§ **TASK TO COMPLETE**
Lines containing the string "sind" are to be counted. Write only how many there are.

(Stored entries)
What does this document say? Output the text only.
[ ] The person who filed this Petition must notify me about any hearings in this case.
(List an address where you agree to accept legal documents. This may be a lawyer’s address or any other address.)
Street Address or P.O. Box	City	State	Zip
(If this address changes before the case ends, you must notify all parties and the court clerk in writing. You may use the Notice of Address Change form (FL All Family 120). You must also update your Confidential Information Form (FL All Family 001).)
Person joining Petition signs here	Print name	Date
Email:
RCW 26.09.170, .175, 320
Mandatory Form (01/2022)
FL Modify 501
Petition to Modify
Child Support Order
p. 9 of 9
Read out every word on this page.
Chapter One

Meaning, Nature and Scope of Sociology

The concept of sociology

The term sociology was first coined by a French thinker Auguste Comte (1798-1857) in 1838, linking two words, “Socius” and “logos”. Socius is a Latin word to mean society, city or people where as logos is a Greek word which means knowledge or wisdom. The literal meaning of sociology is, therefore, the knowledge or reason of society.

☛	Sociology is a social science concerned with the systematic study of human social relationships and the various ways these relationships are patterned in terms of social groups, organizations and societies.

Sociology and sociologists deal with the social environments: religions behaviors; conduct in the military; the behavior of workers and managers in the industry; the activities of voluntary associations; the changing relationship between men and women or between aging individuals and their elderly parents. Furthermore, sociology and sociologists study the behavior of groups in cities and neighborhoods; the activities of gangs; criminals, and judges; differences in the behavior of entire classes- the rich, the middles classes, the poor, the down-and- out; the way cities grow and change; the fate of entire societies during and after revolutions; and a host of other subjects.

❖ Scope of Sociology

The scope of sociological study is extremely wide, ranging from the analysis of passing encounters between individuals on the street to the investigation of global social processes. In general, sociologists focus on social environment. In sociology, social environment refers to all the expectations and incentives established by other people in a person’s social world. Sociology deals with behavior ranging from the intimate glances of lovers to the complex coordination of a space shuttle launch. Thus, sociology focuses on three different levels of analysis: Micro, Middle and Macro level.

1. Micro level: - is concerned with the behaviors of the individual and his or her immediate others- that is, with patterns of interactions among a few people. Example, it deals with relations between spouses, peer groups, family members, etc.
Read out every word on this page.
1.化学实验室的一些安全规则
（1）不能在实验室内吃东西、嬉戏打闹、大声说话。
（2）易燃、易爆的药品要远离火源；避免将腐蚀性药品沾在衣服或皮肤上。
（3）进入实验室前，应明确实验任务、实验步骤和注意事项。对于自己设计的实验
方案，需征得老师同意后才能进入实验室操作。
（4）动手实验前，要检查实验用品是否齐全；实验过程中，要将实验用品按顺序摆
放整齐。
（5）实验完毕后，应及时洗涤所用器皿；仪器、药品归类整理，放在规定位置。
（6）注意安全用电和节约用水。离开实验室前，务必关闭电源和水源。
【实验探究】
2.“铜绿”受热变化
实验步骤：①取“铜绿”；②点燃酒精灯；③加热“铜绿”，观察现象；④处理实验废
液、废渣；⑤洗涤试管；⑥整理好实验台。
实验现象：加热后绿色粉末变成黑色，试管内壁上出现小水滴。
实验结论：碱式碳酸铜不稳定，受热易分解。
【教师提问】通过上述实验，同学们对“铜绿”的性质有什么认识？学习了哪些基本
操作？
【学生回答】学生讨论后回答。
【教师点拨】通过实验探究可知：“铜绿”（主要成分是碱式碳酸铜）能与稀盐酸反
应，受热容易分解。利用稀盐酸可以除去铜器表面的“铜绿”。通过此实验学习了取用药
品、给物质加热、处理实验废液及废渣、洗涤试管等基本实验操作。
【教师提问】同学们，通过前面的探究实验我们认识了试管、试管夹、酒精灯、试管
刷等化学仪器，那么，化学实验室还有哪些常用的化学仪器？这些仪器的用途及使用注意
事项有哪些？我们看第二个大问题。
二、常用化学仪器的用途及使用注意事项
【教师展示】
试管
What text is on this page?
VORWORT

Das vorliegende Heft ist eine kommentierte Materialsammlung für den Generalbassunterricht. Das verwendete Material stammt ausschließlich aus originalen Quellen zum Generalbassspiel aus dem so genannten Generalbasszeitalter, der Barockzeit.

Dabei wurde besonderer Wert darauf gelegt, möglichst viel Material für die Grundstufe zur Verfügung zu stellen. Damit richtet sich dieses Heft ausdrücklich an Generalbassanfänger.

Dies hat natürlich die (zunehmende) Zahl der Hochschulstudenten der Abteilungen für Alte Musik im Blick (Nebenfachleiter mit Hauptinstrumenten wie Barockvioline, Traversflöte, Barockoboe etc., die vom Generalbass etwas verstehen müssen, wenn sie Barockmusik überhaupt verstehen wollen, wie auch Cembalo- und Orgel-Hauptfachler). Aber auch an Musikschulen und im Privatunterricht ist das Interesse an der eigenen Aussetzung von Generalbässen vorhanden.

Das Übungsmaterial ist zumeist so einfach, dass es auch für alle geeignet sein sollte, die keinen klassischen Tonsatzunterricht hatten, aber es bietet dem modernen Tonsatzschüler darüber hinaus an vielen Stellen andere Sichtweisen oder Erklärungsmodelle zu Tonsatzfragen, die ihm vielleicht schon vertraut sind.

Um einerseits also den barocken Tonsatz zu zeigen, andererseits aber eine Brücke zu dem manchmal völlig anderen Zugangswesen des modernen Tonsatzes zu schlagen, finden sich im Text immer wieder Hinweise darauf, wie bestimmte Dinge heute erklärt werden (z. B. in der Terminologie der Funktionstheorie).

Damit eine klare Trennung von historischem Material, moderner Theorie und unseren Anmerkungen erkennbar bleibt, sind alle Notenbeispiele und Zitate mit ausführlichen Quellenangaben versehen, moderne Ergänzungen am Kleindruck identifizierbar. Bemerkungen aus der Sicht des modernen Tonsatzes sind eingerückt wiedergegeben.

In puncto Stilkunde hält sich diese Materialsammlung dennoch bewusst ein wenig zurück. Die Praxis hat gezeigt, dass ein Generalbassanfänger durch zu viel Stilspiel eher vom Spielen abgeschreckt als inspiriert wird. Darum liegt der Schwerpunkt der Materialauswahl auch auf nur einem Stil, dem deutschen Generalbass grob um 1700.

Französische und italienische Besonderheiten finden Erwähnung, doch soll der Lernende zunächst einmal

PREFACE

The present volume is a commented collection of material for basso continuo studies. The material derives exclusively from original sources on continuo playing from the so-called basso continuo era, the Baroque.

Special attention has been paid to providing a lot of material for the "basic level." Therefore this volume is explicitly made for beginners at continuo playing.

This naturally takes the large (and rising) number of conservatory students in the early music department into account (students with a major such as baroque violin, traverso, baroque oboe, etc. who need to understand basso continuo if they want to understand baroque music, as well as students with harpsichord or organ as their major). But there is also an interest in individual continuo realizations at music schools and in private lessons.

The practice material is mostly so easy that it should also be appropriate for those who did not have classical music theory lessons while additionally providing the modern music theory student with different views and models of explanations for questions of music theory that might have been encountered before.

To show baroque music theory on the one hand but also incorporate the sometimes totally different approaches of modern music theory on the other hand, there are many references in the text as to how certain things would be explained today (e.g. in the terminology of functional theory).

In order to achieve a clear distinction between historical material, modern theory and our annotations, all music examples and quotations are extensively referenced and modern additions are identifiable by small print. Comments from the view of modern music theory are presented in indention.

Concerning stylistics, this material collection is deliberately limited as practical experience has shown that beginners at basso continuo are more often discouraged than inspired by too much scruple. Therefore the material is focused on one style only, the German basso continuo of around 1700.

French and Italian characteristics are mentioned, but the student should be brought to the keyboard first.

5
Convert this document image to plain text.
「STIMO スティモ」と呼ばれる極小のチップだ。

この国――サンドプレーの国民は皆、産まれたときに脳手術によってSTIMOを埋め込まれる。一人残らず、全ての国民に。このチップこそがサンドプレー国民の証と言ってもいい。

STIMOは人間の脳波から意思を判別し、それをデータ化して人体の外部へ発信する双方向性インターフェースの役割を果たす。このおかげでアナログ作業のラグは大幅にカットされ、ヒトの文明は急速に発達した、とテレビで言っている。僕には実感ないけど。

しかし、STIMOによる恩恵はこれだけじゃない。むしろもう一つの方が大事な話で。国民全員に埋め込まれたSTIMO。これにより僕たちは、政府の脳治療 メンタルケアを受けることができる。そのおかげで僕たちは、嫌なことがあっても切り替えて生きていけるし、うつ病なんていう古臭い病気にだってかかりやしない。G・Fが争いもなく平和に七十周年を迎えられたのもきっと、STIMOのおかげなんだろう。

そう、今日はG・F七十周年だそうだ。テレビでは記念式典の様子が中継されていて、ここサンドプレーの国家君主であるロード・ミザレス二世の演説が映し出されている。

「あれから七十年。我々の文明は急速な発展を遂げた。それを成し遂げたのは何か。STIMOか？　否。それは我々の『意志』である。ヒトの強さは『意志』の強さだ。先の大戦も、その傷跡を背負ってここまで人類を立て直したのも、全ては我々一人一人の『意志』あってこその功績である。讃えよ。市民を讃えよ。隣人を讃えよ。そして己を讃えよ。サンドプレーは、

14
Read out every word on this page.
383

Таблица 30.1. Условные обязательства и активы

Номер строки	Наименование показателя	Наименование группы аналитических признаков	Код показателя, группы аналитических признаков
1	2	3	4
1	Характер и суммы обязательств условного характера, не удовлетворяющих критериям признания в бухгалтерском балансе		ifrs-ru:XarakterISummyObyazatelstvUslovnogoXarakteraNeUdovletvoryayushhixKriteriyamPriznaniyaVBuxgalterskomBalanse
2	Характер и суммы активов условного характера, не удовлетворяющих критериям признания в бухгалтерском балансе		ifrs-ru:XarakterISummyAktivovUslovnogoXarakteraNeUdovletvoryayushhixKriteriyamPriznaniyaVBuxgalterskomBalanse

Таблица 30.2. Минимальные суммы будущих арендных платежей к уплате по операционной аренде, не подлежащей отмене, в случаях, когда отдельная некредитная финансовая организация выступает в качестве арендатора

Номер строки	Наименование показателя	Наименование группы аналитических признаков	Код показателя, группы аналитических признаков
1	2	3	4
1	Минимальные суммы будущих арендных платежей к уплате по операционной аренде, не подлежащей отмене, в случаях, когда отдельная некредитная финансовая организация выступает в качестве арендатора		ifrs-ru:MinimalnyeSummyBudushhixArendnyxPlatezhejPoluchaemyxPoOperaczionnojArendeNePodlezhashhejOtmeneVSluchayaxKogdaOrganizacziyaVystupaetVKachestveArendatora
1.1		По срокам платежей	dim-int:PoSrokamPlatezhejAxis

§ **ANSWER FOR THE TASK**
2